• [Your goal]
Copy out the listing that follows, exactly, without its pictures.

• [Listing]

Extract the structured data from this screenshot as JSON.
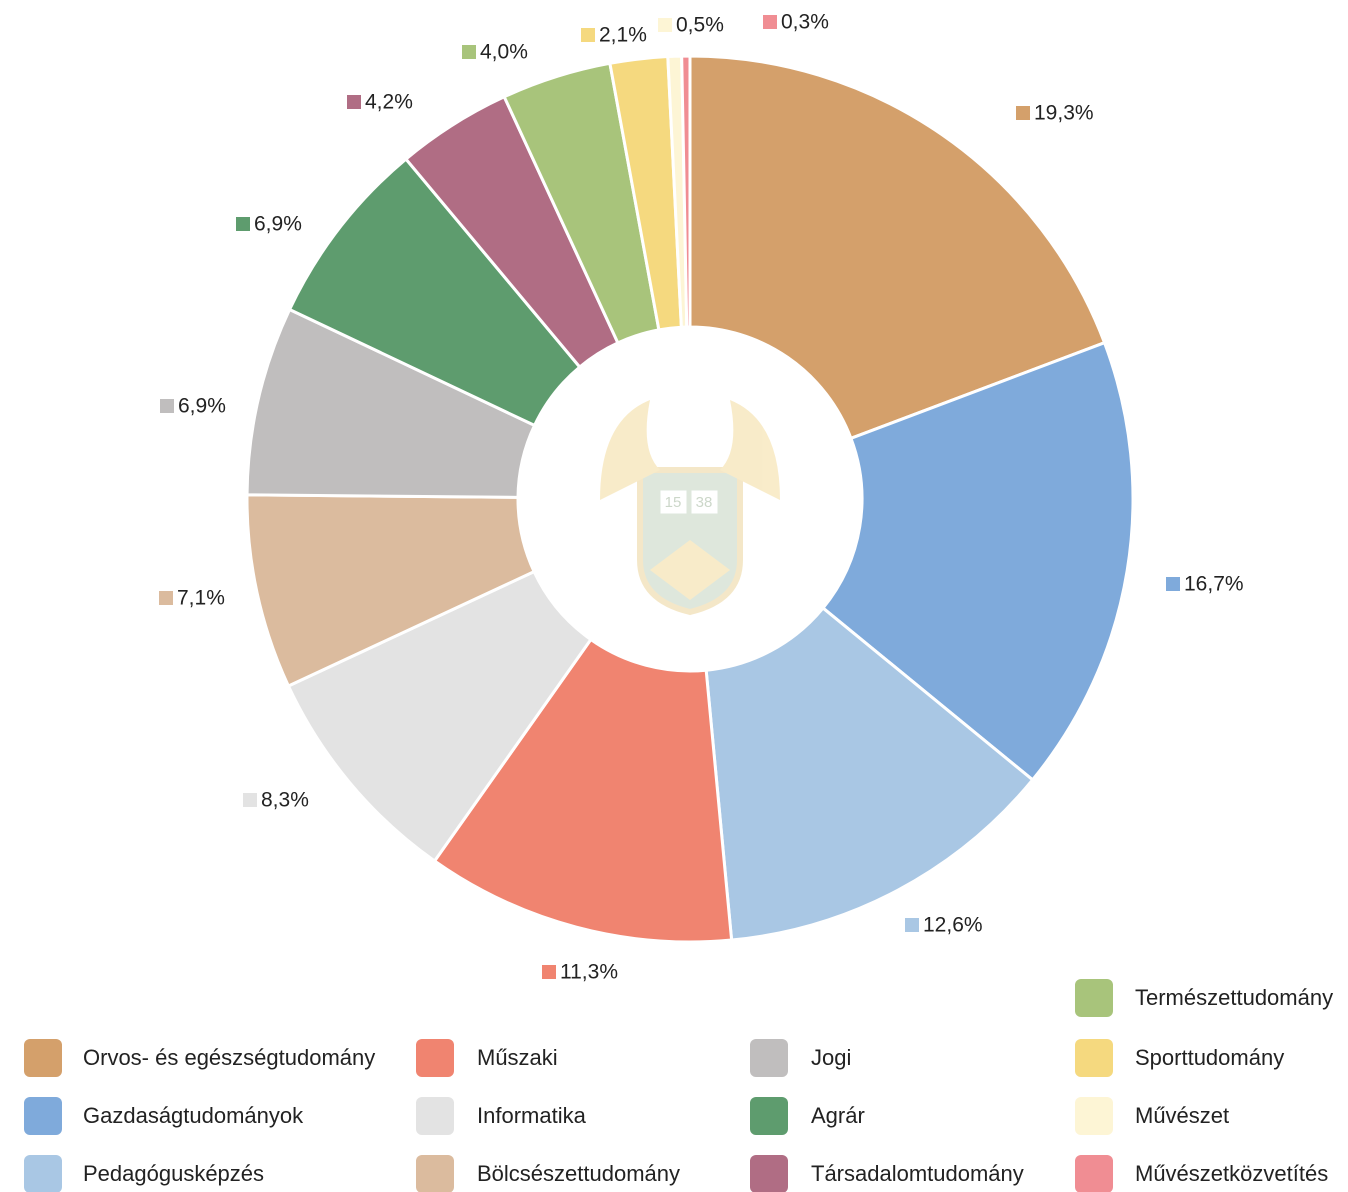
{
  "chart_data": {
    "type": "donut",
    "categories": [
      "Orvos- és egészségtudomány",
      "Gazdaságtudományok",
      "Pedagógusképzés",
      "Műszaki",
      "Informatika",
      "Bölcsészettudomány",
      "Jogi",
      "Agrár",
      "Társadalomtudomány",
      "Természettudomány",
      "Sporttudomány",
      "Művészet",
      "Művészetközvetítés"
    ],
    "values": [
      19.3,
      16.7,
      12.6,
      11.3,
      8.3,
      7.1,
      6.9,
      6.9,
      4.2,
      4.0,
      2.1,
      0.5,
      0.3
    ],
    "value_labels": [
      "19,3%",
      "16,7%",
      "12,6%",
      "11,3%",
      "8,3%",
      "7,1%",
      "6,9%",
      "6,9%",
      "4,2%",
      "4,0%",
      "2,1%",
      "0,5%",
      "0,3%"
    ],
    "colors": [
      "#d4a06b",
      "#7faadb",
      "#a9c7e4",
      "#f08470",
      "#e3e3e3",
      "#dbbb9e",
      "#c0bebe",
      "#5e9c6e",
      "#b06d84",
      "#a8c47b",
      "#f5d97f",
      "#fdf5d5",
      "#f08d93"
    ],
    "logo_text": [
      "15",
      "38"
    ]
  }
}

• [Result below]
Extract the structured data from this screenshot as JSON.
{
  "chart_data": {
    "type": "donut",
    "categories": [
      "Orvos- és egészségtudomány",
      "Gazdaságtudományok",
      "Pedagógusképzés",
      "Műszaki",
      "Informatika",
      "Bölcsészettudomány",
      "Jogi",
      "Agrár",
      "Társadalomtudomány",
      "Természettudomány",
      "Sporttudomány",
      "Művészet",
      "Művészetközvetítés"
    ],
    "values": [
      19.3,
      16.7,
      12.6,
      11.3,
      8.3,
      7.1,
      6.9,
      6.9,
      4.2,
      4.0,
      2.1,
      0.5,
      0.3
    ],
    "value_labels": [
      "19,3%",
      "16,7%",
      "12,6%",
      "11,3%",
      "8,3%",
      "7,1%",
      "6,9%",
      "6,9%",
      "4,2%",
      "4,0%",
      "2,1%",
      "0,5%",
      "0,3%"
    ],
    "colors": [
      "#d4a06b",
      "#7faadb",
      "#a9c7e4",
      "#f08470",
      "#e3e3e3",
      "#dbbb9e",
      "#c0bebe",
      "#5e9c6e",
      "#b06d84",
      "#a8c47b",
      "#f5d97f",
      "#fdf5d5",
      "#f08d93"
    ],
    "logo_text": [
      "15",
      "38"
    ]
  }
}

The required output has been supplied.